**Objective:** Look through the material below and count the lines with the string "that". Report only the count.

□ □ □

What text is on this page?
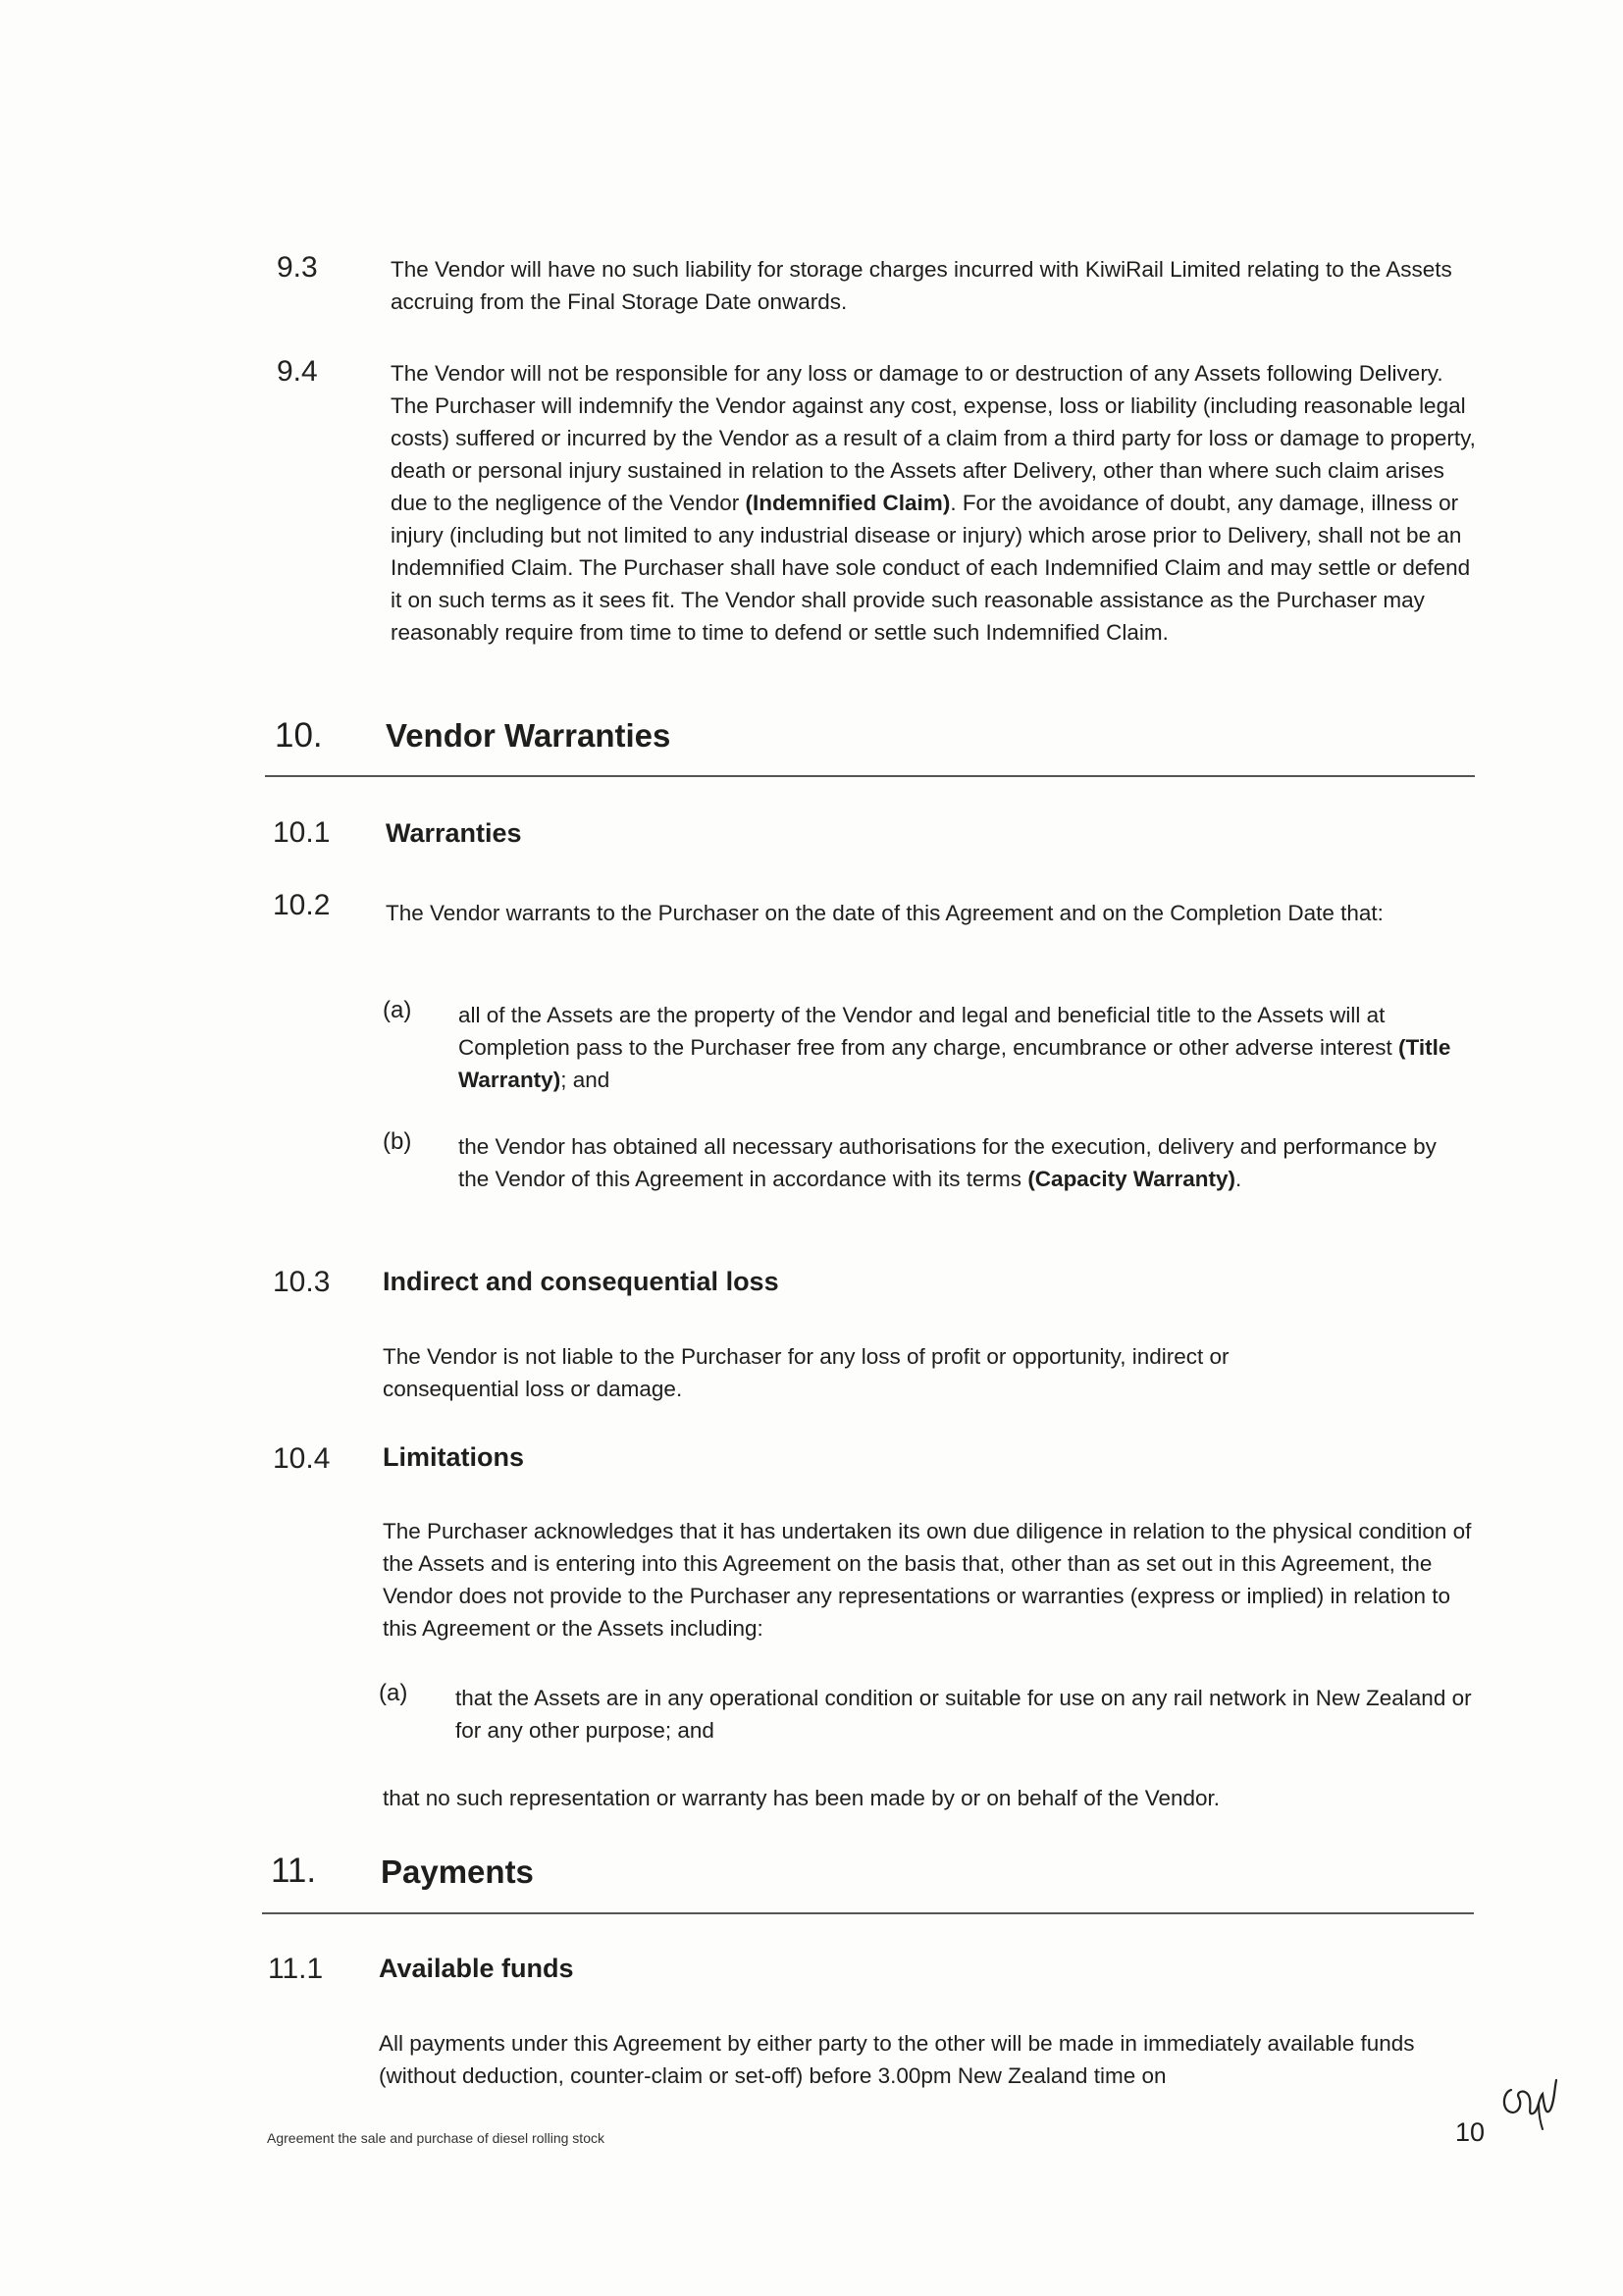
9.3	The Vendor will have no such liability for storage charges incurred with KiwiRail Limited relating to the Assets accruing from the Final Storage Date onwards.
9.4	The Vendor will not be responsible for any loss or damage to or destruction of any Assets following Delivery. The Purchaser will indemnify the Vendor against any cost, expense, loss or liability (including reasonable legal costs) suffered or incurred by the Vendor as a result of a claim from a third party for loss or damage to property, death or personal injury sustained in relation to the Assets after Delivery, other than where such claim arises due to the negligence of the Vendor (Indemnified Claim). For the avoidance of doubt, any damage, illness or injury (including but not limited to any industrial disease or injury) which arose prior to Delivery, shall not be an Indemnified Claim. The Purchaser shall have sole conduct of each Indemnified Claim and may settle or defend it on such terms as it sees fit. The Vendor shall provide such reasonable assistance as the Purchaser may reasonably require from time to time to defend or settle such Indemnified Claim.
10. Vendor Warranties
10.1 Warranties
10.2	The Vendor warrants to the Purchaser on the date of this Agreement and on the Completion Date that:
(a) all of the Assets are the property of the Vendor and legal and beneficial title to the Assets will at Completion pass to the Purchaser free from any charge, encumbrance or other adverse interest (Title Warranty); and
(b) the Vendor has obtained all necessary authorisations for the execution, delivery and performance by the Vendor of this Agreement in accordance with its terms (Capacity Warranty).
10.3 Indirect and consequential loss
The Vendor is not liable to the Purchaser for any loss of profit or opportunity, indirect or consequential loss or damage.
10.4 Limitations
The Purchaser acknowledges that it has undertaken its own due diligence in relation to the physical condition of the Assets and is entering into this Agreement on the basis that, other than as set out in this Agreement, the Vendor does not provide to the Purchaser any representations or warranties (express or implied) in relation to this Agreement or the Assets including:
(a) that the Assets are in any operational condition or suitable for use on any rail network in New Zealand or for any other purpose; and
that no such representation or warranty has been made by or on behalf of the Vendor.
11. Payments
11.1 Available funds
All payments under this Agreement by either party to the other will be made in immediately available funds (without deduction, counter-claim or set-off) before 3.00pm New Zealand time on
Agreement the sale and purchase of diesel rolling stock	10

□ □ □

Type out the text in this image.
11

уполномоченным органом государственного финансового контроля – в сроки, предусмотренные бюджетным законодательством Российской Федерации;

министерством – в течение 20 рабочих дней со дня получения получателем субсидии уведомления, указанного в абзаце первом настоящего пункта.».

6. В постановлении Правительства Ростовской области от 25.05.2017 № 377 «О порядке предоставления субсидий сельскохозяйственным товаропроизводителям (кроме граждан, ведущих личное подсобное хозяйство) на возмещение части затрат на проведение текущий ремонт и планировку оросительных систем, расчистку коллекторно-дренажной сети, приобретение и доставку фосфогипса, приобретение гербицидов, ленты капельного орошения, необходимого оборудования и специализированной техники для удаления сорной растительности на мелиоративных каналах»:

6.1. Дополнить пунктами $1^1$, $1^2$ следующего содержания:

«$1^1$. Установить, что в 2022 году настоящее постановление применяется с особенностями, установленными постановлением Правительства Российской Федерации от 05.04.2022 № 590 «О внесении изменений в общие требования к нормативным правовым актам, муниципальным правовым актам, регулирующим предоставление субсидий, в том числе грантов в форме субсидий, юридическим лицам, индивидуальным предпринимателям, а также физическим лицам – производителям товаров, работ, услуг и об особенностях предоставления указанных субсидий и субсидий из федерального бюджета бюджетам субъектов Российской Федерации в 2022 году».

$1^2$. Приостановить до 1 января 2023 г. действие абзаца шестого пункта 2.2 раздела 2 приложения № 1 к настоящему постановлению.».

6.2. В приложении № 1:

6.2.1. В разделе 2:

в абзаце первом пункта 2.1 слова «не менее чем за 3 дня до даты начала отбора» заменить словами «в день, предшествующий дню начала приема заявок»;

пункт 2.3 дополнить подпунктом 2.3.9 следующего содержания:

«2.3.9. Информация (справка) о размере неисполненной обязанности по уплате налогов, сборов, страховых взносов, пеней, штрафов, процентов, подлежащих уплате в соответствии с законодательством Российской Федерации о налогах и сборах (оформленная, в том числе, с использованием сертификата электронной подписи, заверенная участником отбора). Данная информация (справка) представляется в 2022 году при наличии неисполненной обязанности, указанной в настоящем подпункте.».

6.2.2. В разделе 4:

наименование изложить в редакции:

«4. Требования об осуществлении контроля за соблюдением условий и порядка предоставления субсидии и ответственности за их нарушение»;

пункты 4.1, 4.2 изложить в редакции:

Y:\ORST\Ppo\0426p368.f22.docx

□ □ □

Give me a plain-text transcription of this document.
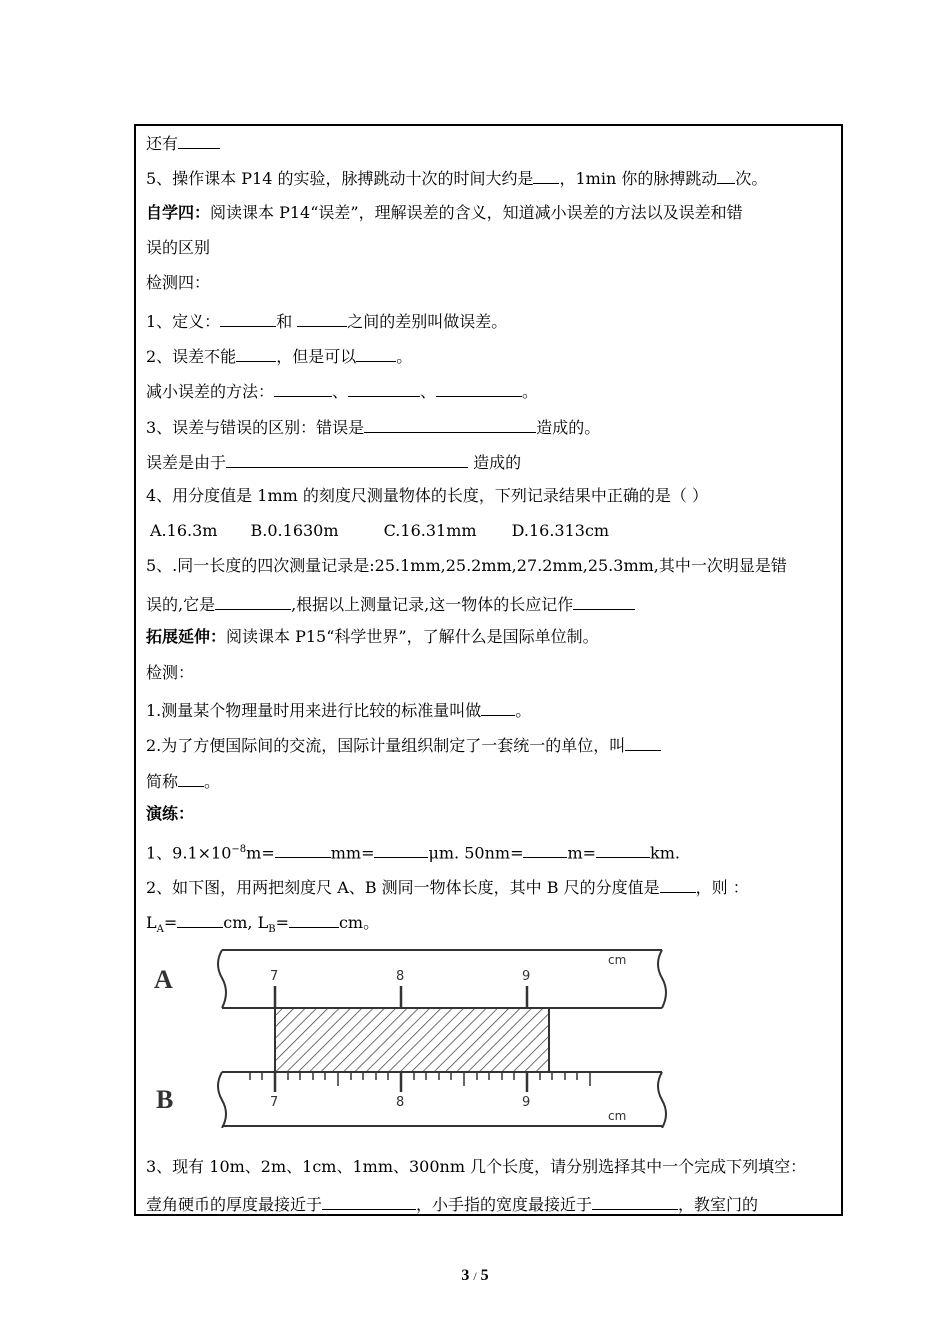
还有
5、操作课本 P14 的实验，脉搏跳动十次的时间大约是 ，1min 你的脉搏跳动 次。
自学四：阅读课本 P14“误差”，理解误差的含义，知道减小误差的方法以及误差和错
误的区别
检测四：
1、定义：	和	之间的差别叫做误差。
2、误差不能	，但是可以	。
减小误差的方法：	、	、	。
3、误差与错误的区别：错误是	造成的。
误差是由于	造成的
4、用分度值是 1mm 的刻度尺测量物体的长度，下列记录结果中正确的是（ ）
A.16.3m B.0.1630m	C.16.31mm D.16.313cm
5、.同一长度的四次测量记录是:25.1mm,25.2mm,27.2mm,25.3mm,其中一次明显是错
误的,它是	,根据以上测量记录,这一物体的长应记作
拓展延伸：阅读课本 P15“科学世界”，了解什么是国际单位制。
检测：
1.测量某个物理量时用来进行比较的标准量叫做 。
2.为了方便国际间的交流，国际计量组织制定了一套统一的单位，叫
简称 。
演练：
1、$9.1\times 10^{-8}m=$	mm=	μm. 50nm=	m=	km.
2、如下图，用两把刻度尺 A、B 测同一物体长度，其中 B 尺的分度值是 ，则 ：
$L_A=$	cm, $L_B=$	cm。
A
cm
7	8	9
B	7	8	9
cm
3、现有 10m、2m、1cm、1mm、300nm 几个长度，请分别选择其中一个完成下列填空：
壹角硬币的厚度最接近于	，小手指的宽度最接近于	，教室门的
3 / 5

□ □ □

**Finished answer:** 4